Data entries:
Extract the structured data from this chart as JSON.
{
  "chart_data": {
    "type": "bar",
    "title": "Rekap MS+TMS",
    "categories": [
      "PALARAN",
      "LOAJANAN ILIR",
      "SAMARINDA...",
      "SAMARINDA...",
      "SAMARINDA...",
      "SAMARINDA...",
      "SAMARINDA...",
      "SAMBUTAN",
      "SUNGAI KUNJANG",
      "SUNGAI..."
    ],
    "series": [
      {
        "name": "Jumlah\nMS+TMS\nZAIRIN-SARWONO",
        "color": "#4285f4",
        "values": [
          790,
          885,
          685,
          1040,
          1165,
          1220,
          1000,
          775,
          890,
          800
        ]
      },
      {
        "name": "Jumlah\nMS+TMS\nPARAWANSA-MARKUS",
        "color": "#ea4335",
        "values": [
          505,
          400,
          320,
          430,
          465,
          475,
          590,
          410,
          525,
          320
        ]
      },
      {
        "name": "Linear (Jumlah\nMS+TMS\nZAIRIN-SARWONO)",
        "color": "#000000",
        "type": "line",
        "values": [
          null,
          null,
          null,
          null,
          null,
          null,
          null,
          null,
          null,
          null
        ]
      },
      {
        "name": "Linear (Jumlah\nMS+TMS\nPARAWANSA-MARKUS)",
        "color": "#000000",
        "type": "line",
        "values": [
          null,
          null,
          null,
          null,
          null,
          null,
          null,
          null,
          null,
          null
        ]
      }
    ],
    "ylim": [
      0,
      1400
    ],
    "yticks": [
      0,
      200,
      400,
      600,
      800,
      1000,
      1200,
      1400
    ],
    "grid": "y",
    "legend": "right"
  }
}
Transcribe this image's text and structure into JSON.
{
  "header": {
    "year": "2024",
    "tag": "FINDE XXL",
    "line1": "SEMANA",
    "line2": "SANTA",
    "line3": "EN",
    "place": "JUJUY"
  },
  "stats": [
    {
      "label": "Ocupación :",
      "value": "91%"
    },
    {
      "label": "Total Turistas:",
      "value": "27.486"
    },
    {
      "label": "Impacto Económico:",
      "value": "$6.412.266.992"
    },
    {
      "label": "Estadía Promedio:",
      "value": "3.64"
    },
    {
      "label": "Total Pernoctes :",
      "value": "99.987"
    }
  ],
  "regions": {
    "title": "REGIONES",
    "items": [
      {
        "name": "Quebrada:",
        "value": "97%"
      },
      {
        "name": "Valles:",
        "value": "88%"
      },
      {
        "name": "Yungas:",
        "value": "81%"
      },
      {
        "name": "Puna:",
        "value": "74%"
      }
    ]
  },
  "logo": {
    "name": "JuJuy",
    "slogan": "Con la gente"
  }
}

- **Instruction**: The entries above must be returned in full, exactly as shown.

- **Answer to the exercise**:
Extract the structured data from this chart as JSON.
{
  "chart_data": {
    "type": "bar",
    "title": "Rekap MS+TMS",
    "categories": [
      "PALARAN",
      "LOAJANAN ILIR",
      "SAMARINDA...",
      "SAMARINDA...",
      "SAMARINDA...",
      "SAMARINDA...",
      "SAMARINDA...",
      "SAMBUTAN",
      "SUNGAI KUNJANG",
      "SUNGAI..."
    ],
    "series": [
      {
        "name": "Jumlah\nMS+TMS\nZAIRIN-SARWONO",
        "color": "#4285f4",
        "values": [
          790,
          885,
          685,
          1040,
          1165,
          1220,
          1000,
          775,
          890,
          800
        ]
      },
      {
        "name": "Jumlah\nMS+TMS\nPARAWANSA-MARKUS",
        "color": "#ea4335",
        "values": [
          505,
          400,
          320,
          430,
          465,
          475,
          590,
          410,
          525,
          320
        ]
      },
      {
        "name": "Linear (Jumlah\nMS+TMS\nZAIRIN-SARWONO)",
        "color": "#000000",
        "type": "line",
        "values": [
          null,
          null,
          null,
          null,
          null,
          null,
          null,
          null,
          null,
          null
        ]
      },
      {
        "name": "Linear (Jumlah\nMS+TMS\nPARAWANSA-MARKUS)",
        "color": "#000000",
        "type": "line",
        "values": [
          null,
          null,
          null,
          null,
          null,
          null,
          null,
          null,
          null,
          null
        ]
      }
    ],
    "ylim": [
      0,
      1400
    ],
    "yticks": [
      0,
      200,
      400,
      600,
      800,
      1000,
      1200,
      1400
    ],
    "grid": "y",
    "legend": "right"
  }
}
Transcribe this image's text and structure into JSON.
{
  "header": {
    "year": "2024",
    "tag": "FINDE XXL",
    "line1": "SEMANA",
    "line2": "SANTA",
    "line3": "EN",
    "place": "JUJUY"
  },
  "stats": [
    {
      "label": "Ocupación :",
      "value": "91%"
    },
    {
      "label": "Total Turistas:",
      "value": "27.486"
    },
    {
      "label": "Impacto Económico:",
      "value": "$6.412.266.992"
    },
    {
      "label": "Estadía Promedio:",
      "value": "3.64"
    },
    {
      "label": "Total Pernoctes :",
      "value": "99.987"
    }
  ],
  "regions": {
    "title": "REGIONES",
    "items": [
      {
        "name": "Quebrada:",
        "value": "97%"
      },
      {
        "name": "Valles:",
        "value": "88%"
      },
      {
        "name": "Yungas:",
        "value": "81%"
      },
      {
        "name": "Puna:",
        "value": "74%"
      }
    ]
  },
  "logo": {
    "name": "JuJuy",
    "slogan": "Con la gente"
  }
}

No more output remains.